DIRECTION: In the records that follow, show each line where the word "USDT" is present.

SOURCE DATA:
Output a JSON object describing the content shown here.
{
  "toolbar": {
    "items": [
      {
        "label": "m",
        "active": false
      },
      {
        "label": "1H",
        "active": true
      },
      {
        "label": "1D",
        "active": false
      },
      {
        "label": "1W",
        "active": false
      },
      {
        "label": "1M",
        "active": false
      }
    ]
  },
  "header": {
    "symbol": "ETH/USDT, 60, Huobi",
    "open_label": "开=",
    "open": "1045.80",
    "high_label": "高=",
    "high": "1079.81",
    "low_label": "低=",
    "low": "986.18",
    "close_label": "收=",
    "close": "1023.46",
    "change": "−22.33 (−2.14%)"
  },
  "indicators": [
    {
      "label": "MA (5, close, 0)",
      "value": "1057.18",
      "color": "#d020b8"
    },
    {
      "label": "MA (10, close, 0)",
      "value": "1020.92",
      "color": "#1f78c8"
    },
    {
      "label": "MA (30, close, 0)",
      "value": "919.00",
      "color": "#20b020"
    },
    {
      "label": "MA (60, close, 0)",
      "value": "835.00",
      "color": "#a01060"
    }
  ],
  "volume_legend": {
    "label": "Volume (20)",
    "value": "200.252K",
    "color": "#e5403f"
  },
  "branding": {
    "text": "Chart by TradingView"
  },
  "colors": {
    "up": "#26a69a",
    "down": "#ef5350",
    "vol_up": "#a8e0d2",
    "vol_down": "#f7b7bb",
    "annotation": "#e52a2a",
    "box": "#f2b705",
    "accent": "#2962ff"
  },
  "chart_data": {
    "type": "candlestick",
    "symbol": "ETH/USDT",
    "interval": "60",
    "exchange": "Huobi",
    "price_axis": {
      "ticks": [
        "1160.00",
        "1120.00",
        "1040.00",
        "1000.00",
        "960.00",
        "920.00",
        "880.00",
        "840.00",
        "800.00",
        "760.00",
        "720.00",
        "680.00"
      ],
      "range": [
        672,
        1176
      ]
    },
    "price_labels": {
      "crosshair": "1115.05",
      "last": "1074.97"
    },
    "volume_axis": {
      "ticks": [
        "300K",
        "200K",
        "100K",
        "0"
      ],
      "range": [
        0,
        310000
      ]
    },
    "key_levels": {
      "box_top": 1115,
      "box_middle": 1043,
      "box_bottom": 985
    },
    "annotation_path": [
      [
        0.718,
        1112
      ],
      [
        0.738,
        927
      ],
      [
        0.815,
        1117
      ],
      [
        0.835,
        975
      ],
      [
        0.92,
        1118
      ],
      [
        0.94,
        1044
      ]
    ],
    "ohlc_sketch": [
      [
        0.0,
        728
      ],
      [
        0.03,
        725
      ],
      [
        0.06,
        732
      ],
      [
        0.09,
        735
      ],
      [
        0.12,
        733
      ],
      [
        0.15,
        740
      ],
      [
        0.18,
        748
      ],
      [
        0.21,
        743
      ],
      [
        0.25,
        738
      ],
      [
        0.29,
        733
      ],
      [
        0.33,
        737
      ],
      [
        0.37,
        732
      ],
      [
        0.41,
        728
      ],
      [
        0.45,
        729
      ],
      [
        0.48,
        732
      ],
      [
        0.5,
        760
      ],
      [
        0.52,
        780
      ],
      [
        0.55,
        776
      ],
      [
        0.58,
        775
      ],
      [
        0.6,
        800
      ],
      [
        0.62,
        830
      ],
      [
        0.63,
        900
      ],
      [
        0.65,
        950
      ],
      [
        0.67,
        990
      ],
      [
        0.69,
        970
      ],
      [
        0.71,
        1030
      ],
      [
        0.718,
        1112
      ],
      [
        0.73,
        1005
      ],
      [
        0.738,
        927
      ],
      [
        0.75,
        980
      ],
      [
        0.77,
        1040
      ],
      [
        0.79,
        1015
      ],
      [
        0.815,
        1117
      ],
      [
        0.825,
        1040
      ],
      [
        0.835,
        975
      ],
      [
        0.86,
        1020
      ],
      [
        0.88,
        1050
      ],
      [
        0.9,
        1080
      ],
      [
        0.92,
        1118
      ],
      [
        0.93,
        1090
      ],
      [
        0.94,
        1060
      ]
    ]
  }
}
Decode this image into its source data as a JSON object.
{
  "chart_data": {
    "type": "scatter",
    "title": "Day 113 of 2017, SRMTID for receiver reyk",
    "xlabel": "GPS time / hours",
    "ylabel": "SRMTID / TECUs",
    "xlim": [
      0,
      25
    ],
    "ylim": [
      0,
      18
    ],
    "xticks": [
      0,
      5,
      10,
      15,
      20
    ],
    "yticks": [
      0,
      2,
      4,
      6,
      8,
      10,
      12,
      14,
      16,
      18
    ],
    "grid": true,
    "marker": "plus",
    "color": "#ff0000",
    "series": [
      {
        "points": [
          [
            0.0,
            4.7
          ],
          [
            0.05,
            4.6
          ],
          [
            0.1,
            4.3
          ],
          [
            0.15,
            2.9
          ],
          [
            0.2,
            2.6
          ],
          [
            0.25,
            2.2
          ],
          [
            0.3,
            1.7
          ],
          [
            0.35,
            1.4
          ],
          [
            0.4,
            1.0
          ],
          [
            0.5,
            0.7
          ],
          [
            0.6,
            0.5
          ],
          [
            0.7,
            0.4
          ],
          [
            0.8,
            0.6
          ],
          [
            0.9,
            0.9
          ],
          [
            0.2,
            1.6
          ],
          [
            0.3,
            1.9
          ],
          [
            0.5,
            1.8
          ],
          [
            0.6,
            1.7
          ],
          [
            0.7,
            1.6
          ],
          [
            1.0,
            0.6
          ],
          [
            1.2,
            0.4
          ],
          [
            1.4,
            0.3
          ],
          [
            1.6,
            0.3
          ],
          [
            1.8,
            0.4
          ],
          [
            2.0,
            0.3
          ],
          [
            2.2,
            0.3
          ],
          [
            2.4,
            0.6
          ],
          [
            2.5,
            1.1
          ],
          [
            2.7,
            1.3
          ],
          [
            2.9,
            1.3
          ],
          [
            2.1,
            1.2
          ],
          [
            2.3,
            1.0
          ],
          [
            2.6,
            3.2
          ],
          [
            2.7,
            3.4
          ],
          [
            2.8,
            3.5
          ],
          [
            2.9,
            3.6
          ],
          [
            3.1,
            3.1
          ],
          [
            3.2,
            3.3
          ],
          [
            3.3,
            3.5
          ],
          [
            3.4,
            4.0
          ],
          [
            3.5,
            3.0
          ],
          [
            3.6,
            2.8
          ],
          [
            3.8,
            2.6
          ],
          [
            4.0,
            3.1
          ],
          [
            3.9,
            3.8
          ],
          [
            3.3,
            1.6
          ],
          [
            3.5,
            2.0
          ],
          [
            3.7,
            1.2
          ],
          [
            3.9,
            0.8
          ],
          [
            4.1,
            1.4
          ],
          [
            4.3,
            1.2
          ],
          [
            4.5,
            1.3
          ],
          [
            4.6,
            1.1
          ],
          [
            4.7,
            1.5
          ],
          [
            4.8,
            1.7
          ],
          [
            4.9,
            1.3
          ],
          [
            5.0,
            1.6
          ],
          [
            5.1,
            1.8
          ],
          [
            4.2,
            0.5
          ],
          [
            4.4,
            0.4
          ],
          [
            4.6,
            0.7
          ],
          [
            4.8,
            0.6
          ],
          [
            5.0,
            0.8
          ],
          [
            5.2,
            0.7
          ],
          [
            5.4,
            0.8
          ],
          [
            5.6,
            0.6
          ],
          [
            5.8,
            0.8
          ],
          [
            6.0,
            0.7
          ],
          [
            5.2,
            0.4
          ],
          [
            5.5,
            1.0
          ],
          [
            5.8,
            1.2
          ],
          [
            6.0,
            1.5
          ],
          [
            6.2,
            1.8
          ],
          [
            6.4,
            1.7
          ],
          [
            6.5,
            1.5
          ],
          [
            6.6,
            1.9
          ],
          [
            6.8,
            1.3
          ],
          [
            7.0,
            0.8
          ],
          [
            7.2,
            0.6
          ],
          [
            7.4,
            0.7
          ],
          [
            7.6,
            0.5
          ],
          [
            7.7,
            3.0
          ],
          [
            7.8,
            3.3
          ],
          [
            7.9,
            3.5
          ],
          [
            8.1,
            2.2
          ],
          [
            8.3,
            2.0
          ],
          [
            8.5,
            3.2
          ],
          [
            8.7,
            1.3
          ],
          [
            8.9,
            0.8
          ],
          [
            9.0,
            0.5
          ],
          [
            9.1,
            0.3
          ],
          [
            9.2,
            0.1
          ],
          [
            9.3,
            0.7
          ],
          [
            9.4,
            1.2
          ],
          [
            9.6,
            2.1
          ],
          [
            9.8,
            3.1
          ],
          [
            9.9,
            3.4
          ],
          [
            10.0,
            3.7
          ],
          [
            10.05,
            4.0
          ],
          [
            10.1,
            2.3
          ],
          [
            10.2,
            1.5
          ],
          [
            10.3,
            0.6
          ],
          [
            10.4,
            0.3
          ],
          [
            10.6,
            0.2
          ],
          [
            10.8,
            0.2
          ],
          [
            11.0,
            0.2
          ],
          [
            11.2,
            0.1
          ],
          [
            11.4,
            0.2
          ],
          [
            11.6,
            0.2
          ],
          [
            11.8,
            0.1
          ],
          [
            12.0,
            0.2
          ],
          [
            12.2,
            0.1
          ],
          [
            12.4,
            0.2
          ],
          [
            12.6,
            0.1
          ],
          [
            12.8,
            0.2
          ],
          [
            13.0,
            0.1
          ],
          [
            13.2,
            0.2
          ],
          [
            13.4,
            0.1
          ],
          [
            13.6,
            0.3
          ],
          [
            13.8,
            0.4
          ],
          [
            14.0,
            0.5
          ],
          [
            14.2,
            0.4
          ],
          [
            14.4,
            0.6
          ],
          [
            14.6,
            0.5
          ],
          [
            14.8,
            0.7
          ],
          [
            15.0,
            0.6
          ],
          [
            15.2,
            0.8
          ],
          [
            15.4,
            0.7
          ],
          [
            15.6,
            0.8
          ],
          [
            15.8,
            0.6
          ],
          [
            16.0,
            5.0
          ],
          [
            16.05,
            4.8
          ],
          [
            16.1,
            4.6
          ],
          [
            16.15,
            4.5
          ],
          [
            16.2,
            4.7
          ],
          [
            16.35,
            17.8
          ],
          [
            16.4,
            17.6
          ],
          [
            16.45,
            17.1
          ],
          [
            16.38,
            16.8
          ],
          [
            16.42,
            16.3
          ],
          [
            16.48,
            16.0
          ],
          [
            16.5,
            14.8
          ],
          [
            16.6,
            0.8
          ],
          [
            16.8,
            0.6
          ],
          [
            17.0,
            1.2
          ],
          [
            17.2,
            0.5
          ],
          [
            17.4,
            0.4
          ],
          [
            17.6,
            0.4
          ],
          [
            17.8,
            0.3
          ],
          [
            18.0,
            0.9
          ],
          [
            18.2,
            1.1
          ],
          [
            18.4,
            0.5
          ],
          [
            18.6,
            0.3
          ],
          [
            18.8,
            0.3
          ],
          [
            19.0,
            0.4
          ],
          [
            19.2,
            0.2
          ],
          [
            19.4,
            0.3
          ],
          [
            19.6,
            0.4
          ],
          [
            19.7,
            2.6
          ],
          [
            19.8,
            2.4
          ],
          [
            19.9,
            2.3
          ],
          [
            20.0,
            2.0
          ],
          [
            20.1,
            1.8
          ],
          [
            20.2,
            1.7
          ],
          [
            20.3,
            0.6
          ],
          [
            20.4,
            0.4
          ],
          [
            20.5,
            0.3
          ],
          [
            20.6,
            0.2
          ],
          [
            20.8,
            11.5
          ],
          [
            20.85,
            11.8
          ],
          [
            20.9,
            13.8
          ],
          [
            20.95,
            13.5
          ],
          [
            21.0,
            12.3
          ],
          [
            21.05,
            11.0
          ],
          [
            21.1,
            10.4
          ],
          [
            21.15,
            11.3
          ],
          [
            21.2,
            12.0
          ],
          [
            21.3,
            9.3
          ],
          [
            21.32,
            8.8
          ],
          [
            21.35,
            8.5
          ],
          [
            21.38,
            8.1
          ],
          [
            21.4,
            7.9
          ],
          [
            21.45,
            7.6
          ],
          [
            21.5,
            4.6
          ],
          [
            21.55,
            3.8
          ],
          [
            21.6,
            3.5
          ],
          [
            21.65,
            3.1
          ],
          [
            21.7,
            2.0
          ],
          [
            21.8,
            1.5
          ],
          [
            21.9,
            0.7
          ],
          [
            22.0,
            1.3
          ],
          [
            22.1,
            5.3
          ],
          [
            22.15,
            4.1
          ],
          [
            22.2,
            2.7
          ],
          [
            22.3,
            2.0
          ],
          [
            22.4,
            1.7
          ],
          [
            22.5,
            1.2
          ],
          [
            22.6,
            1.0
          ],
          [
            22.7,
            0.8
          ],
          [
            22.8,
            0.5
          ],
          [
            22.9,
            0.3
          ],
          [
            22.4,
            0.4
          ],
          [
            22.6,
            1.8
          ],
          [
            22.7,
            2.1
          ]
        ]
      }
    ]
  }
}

THE RESPONSE:
    "symbol": "ETH/USDT, 60, Huobi",
    "symbol": "ETH/USDT",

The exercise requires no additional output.